[DESCRIPTION OF THE TASK] Select every line holding the word "United" and copy it.

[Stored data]

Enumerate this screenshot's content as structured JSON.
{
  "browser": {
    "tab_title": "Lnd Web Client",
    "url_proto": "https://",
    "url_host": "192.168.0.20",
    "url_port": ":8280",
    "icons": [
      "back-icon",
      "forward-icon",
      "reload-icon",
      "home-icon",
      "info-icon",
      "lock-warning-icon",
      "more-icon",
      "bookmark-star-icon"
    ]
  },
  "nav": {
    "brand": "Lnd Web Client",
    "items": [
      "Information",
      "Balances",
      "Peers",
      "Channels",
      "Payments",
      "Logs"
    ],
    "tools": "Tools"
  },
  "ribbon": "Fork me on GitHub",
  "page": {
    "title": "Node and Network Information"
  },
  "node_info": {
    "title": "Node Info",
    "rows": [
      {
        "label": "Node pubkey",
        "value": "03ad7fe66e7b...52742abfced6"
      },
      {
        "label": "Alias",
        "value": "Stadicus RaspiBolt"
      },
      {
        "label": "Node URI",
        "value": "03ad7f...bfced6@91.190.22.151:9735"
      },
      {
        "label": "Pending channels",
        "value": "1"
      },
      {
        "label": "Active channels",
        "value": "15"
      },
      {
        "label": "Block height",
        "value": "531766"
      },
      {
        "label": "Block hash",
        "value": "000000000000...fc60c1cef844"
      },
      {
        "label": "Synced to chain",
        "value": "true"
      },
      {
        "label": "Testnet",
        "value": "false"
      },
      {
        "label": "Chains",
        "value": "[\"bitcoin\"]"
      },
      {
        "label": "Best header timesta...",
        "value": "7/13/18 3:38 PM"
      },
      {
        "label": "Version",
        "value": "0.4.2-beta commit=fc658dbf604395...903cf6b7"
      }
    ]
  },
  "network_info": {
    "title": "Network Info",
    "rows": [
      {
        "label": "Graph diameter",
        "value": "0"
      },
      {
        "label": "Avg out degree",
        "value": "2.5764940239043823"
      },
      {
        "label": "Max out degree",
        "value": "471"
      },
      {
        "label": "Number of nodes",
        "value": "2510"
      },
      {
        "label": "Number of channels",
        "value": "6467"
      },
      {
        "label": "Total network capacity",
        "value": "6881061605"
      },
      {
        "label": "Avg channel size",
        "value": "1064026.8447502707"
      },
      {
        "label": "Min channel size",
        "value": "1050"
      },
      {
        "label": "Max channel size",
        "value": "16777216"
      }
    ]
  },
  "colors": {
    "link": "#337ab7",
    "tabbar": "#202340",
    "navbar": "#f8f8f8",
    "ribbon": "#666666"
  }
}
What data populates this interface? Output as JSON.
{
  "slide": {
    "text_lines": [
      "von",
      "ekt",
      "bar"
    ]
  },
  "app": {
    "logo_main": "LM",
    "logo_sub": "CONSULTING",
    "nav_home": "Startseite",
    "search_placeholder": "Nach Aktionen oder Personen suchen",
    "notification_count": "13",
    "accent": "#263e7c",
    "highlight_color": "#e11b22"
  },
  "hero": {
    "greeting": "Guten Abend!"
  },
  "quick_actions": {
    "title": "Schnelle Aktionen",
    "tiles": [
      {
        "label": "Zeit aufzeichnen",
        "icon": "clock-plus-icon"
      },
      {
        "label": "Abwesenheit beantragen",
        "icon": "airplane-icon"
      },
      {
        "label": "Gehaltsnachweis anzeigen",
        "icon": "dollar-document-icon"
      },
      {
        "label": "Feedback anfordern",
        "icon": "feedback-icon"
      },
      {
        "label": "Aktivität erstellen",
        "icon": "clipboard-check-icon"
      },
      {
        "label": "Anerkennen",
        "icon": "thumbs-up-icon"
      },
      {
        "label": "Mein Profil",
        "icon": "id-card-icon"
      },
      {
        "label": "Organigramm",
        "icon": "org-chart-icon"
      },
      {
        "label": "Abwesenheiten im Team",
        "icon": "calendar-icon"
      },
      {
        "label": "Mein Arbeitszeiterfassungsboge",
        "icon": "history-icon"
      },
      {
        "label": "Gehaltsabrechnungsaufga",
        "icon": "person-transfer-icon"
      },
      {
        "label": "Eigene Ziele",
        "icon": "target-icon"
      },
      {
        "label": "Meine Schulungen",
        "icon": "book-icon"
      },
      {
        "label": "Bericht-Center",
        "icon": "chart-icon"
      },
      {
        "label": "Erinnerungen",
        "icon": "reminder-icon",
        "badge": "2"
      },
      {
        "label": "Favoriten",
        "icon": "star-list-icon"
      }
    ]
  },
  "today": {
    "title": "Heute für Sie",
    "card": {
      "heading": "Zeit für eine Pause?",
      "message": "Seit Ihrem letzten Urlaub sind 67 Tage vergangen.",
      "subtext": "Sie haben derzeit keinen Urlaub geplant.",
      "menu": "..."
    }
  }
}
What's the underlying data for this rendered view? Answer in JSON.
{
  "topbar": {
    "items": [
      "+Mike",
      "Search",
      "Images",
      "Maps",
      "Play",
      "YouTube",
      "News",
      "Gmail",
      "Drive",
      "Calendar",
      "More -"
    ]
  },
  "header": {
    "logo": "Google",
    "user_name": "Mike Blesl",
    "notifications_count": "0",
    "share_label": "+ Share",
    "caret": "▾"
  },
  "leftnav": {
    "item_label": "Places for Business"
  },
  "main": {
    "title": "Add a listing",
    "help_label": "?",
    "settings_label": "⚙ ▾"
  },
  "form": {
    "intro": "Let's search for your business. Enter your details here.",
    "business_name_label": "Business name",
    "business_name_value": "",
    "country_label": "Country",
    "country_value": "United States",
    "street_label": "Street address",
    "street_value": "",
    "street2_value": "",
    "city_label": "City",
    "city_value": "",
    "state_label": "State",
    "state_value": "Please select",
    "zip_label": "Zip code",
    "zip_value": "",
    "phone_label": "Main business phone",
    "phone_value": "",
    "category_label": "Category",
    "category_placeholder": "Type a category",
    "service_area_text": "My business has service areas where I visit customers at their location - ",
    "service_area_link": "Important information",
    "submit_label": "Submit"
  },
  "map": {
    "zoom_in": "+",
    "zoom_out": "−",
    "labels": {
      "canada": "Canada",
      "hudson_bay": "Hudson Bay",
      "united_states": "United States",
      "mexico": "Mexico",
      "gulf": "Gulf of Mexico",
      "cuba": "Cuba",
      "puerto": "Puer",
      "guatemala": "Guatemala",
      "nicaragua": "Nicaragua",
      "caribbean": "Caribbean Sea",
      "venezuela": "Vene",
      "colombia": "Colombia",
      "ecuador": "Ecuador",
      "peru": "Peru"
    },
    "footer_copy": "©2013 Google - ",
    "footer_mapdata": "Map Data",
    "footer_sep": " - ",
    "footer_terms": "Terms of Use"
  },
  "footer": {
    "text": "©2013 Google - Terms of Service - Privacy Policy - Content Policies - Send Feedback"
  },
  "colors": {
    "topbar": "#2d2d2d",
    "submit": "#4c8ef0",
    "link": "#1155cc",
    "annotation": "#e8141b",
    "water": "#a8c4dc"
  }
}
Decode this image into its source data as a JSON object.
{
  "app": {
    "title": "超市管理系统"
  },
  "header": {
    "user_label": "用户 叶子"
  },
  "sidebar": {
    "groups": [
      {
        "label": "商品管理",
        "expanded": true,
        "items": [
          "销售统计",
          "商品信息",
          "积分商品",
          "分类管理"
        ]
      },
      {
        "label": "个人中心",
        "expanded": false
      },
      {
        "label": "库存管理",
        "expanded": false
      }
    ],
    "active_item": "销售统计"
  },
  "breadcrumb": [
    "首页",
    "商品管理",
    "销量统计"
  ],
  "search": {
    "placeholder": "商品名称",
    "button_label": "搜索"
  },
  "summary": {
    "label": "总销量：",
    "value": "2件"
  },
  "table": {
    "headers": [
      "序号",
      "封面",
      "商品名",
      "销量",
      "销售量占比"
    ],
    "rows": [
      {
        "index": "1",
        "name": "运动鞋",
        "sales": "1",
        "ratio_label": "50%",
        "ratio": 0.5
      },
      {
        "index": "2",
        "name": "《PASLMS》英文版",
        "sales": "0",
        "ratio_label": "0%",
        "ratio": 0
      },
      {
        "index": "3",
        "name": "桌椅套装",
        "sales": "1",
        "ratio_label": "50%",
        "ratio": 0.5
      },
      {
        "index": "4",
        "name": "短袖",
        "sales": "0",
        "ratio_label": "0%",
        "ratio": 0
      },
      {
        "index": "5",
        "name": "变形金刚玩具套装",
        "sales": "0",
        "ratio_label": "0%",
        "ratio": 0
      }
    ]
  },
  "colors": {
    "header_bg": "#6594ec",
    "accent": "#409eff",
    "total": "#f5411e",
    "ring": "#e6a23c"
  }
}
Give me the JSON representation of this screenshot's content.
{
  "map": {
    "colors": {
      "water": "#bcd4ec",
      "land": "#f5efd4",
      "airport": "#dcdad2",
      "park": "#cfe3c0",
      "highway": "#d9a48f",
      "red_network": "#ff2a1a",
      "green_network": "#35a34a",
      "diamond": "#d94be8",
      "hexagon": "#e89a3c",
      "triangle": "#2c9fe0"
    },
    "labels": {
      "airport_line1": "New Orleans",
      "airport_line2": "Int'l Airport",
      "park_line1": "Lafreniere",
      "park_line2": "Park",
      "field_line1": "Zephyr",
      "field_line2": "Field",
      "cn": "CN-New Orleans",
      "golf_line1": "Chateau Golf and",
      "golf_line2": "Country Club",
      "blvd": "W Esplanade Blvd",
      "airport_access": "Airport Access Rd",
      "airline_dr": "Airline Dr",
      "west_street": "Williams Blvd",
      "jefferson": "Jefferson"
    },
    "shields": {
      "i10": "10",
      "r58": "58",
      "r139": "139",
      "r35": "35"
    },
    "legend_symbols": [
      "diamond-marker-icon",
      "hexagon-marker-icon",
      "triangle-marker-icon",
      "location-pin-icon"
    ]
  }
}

[EXPECTED ANSWER]
    "country_value": "United States",
      "united_states": "United States",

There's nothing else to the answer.